▶ _EXERCISE 1_: Reproduce the portion of the Subbaraman Meenakshi article below from "Indian chess player (born" to "(WGM) in 2004.".
▶ _EXERCISE 2_:
Answer these questions using the Subbaraman Meenakshi article below:
(a) In what city was she born?
(b) What was her peak FIDE rating, and when did she reach it?
(c) In which city did she win silver at the 2004 Asian Women's Chess Championship?
▶ _EXERCISE 3_: Extend the Subbaraman Meenakshi article below, picking up after its last sentence.

▶ _GIVEN PASSAGE_:
Subbaraman Meenakshi

Personal information
- Born: 24 October 1981 (age 44) New Delhi, India

Chess career
- Country: India
- Title: Woman Grandmaster (2004)
- FIDE rating: 2171 (March 2020)
- Peak rating: 2357 (July 2009)

= Subbaraman Meenakshi =

Indian chess player (born 1981)

Subbaraman Meenakshi (born 24 October 1981) is an Indian chess player who received the FIDE title of Woman Grandmaster (WGM) in 2004.

==Biography==
Subbaraman Meenakshi is youngest sister of the Indian chess Woman Grandmaster Subbaraman Vijayalakshmi. From 1991 to 2001, she represented India in Asia and World Youth Chess Championships in different age categories. In 1998, in Asian Youth Chess Championships Subbaraman Meenakshi won the silver medal in the U20 girls age group, but in 2001, shared 2nd-3rd place with Tania Sachdev in this tournament. In 2000, she won silver medal in the Indian Women's Chess Championship. In 2002, in the FIDE World Cup she reached the quarterfinal, where she lost Xu Yuhua. In 2004, in Beirut Subbaraman Meenakshi won silver medal in Asian Women's Chess Championship.

▶ _DATA EXTRACT_:
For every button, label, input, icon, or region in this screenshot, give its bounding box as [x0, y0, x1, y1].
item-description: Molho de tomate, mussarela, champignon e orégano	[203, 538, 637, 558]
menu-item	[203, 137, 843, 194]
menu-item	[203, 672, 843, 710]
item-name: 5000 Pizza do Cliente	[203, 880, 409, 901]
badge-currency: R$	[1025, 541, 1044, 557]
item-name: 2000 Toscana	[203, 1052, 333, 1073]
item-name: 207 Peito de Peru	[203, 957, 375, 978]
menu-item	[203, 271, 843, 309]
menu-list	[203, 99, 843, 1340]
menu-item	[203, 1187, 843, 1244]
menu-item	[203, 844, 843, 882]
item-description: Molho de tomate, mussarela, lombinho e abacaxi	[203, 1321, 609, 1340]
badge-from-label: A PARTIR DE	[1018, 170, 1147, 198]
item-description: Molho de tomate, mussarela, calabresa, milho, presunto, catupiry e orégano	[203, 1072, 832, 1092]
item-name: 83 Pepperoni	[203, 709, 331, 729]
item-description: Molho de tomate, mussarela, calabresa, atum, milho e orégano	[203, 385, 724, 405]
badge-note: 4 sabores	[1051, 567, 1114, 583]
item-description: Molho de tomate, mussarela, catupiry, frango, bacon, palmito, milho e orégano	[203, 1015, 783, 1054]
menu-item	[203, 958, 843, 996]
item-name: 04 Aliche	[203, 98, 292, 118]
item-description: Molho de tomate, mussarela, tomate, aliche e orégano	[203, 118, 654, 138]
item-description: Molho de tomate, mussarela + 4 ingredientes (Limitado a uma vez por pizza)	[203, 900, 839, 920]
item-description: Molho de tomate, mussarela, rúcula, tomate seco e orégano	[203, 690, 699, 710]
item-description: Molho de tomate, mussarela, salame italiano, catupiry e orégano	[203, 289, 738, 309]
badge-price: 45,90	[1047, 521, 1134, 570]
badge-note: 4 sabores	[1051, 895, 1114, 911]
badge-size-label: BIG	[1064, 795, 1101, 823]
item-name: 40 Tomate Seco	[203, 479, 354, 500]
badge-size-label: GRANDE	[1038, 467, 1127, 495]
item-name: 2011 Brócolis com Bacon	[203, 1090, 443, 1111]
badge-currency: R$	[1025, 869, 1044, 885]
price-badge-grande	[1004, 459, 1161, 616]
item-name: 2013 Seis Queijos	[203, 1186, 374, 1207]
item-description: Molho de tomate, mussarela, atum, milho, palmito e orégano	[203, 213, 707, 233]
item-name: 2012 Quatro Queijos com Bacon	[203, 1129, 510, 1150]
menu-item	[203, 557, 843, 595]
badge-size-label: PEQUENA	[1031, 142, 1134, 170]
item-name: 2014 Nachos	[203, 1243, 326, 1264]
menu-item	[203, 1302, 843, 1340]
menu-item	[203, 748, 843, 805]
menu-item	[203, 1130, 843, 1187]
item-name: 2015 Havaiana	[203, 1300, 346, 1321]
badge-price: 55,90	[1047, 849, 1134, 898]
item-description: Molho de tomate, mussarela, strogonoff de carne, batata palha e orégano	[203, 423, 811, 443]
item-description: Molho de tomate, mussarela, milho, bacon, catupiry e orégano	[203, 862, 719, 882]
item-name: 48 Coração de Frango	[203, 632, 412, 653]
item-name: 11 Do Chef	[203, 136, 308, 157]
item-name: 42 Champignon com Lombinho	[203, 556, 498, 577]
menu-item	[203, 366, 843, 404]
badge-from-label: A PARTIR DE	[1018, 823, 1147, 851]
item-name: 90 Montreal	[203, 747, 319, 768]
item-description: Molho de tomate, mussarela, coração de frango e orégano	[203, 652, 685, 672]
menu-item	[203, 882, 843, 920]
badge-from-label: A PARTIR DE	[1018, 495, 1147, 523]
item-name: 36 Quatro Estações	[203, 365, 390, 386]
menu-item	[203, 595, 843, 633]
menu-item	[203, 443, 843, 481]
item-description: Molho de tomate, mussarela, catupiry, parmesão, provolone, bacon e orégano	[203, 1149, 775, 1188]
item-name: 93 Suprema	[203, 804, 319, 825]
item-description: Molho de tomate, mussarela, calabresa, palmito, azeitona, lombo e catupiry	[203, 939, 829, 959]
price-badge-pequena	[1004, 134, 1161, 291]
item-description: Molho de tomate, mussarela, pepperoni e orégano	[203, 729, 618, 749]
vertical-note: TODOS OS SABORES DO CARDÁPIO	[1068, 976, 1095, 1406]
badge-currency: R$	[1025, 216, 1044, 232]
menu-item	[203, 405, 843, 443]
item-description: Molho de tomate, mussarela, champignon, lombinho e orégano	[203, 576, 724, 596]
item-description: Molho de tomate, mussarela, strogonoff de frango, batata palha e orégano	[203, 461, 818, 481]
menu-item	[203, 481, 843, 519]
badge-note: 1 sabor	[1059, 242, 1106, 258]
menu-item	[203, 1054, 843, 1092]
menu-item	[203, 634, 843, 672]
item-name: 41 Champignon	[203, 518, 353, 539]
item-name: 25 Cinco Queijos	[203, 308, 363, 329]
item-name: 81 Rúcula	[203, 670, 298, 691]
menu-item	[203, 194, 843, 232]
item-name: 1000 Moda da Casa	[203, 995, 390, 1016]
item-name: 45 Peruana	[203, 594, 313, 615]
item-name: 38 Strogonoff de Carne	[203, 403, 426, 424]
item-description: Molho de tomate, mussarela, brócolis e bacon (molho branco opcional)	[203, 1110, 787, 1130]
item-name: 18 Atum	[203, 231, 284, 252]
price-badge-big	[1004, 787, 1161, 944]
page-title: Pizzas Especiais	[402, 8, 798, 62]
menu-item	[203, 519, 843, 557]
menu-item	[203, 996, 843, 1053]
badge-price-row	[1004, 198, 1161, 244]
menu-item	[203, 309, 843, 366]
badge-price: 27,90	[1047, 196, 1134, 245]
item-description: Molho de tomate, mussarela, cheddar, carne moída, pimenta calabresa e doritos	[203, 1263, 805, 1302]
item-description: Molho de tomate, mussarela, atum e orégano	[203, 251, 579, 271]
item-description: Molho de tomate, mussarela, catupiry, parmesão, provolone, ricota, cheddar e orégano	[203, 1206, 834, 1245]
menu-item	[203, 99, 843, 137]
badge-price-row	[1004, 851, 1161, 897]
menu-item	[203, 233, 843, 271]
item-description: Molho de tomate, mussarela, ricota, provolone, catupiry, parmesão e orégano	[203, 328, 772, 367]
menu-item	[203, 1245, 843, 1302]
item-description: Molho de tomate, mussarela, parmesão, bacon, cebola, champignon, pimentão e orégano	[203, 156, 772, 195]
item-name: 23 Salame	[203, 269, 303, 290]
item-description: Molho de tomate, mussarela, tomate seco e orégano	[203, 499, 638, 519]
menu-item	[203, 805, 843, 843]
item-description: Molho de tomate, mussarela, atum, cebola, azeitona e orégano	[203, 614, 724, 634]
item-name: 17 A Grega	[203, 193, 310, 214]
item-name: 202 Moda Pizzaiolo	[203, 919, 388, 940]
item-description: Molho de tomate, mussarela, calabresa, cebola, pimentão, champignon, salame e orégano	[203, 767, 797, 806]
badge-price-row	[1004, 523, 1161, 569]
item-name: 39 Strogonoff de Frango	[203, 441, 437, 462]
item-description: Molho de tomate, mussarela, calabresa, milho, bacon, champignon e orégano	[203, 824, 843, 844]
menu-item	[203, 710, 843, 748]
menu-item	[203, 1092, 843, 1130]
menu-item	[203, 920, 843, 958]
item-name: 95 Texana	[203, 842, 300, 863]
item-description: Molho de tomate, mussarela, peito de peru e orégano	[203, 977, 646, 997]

▶ _ANSWER AREA 1_:
Indian chess player (born 1981)

Subbaraman Meenakshi (born 24 October 1981) is an Indian chess player who received the FIDE title of Woman Grandmaster (WGM) in 2004.

▶ _ANSWER AREA 2_:
(a) New Delhi, India
(b) 2357, in July 2009
(c) Beirut

▶ _ANSWER AREA 3_:
In 2000s Subbaraman Meenakshi participated in Women's World Chess Championship by knock-out system:
- In Women's World Chess Championship 2000 in the first round lost to Elena Zaiatz,
- In Women's World Chess Championship 2004 in the first round lost to Iweta Radziewicz,
- In Women's World Chess Championship 2006 in the first round lost to Tatiana Kosintseva,
- In Women's World Chess Championship 2010 in the first round lost to Maia Chiburdanidze.

Subbaraman Meenakshi played for India:
- in Women's Chess Olympiad participated 3 times (2000-2002, 2010);
- in Women's Asian Team Chess Championship participated in 2003 and won individual bronze medal;
- in Asian Games participated in 2003;
- in Asian Indoor Games participated in 2007 and won team silver medal.

In 2001, she was awarded the FIDE Woman International Master (WIM) title and received the FIDE Woman Grandmaster (WGM) title three years later.